* EXERCISE OBJECTIVE: Every line of the material is to be repeated exactly as it stands.

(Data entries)
-------
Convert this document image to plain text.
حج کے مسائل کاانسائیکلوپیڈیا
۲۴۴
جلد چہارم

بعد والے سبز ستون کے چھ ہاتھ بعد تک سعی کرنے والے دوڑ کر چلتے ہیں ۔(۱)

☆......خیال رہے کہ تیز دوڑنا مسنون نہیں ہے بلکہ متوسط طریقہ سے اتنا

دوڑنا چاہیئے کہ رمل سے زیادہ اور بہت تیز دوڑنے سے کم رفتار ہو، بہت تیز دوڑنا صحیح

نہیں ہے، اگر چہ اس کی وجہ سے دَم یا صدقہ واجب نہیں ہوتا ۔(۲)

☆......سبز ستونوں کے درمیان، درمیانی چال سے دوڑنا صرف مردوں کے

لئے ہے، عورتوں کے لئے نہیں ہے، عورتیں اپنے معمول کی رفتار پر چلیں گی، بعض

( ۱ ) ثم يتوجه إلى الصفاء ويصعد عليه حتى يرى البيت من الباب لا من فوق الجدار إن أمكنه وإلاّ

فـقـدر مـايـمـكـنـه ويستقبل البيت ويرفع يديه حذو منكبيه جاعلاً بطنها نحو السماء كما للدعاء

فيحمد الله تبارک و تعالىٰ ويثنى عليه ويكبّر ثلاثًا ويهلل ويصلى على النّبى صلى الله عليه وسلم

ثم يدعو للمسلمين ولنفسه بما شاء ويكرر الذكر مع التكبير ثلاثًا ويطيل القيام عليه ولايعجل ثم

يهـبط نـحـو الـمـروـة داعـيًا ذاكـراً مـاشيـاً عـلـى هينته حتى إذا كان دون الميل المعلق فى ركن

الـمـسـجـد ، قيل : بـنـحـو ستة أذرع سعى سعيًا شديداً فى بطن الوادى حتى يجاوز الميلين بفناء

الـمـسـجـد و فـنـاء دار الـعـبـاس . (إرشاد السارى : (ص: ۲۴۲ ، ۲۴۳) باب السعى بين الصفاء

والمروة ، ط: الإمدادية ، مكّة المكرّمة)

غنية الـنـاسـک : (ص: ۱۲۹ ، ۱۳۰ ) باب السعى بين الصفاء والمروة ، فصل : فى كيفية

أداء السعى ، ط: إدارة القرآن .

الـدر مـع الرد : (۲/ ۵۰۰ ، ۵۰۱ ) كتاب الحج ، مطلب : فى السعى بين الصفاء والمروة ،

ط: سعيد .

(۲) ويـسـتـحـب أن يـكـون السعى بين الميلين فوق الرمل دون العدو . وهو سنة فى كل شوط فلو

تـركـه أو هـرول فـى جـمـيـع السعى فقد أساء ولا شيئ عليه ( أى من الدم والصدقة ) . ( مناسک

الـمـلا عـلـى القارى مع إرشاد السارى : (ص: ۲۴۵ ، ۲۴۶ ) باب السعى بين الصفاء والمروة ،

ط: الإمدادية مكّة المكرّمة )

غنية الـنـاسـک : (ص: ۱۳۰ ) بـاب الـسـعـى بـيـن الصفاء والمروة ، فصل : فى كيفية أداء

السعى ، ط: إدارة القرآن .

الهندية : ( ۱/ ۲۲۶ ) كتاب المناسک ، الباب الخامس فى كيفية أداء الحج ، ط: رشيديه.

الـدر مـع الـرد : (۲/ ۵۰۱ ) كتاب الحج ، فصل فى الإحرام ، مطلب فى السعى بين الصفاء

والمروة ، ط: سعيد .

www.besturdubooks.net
-------
* SOLUTION TO THE PROBLEM:
Convert this document image to plain text.
حج کے مسائل کاانسائیکلوپیڈیا
۲۴۴
جلد چہارم

بعد والے سبز ستون کے چھ ہاتھ بعد تک سعی کرنے والے دوڑ کر چلتے ہیں ۔(۱)

☆......خیال رہے کہ تیز دوڑنا مسنون نہیں ہے بلکہ متوسط طریقہ سے اتنا

دوڑنا چاہیئے کہ رمل سے زیادہ اور بہت تیز دوڑنے سے کم رفتار ہو، بہت تیز دوڑنا صحیح

نہیں ہے، اگر چہ اس کی وجہ سے دَم یا صدقہ واجب نہیں ہوتا ۔(۲)

☆......سبز ستونوں کے درمیان، درمیانی چال سے دوڑنا صرف مردوں کے

لئے ہے، عورتوں کے لئے نہیں ہے، عورتیں اپنے معمول کی رفتار پر چلیں گی، بعض

( ۱ ) ثم يتوجه إلى الصفاء ويصعد عليه حتى يرى البيت من الباب لا من فوق الجدار إن أمكنه وإلاّ

فـقـدر مـايـمـكـنـه ويستقبل البيت ويرفع يديه حذو منكبيه جاعلاً بطنها نحو السماء كما للدعاء

فيحمد الله تبارک و تعالىٰ ويثنى عليه ويكبّر ثلاثًا ويهلل ويصلى على النّبى صلى الله عليه وسلم

ثم يدعو للمسلمين ولنفسه بما شاء ويكرر الذكر مع التكبير ثلاثًا ويطيل القيام عليه ولايعجل ثم

يهـبط نـحـو الـمـروـة داعـيًا ذاكـراً مـاشيـاً عـلـى هينته حتى إذا كان دون الميل المعلق فى ركن

الـمـسـجـد ، قيل : بـنـحـو ستة أذرع سعى سعيًا شديداً فى بطن الوادى حتى يجاوز الميلين بفناء

الـمـسـجـد و فـنـاء دار الـعـبـاس . (إرشاد السارى : (ص: ۲۴۲ ، ۲۴۳) باب السعى بين الصفاء

والمروة ، ط: الإمدادية ، مكّة المكرّمة)

غنية الـنـاسـک : (ص: ۱۲۹ ، ۱۳۰ ) باب السعى بين الصفاء والمروة ، فصل : فى كيفية

أداء السعى ، ط: إدارة القرآن .

الـدر مـع الرد : (۲/ ۵۰۰ ، ۵۰۱ ) كتاب الحج ، مطلب : فى السعى بين الصفاء والمروة ،

ط: سعيد .

(۲) ويـسـتـحـب أن يـكـون السعى بين الميلين فوق الرمل دون العدو . وهو سنة فى كل شوط فلو

تـركـه أو هـرول فـى جـمـيـع السعى فقد أساء ولا شيئ عليه ( أى من الدم والصدقة ) . ( مناسک

الـمـلا عـلـى القارى مع إرشاد السارى : (ص: ۲۴۵ ، ۲۴۶ ) باب السعى بين الصفاء والمروة ،

ط: الإمدادية مكّة المكرّمة )

غنية الـنـاسـک : (ص: ۱۳۰ ) بـاب الـسـعـى بـيـن الصفاء والمروة ، فصل : فى كيفية أداء

السعى ، ط: إدارة القرآن .

الهندية : ( ۱/ ۲۲۶ ) كتاب المناسک ، الباب الخامس فى كيفية أداء الحج ، ط: رشيديه.

الـدر مـع الـرد : (۲/ ۵۰۱ ) كتاب الحج ، فصل فى الإحرام ، مطلب فى السعى بين الصفاء

والمروة ، ط: سعيد .

www.besturdubooks.net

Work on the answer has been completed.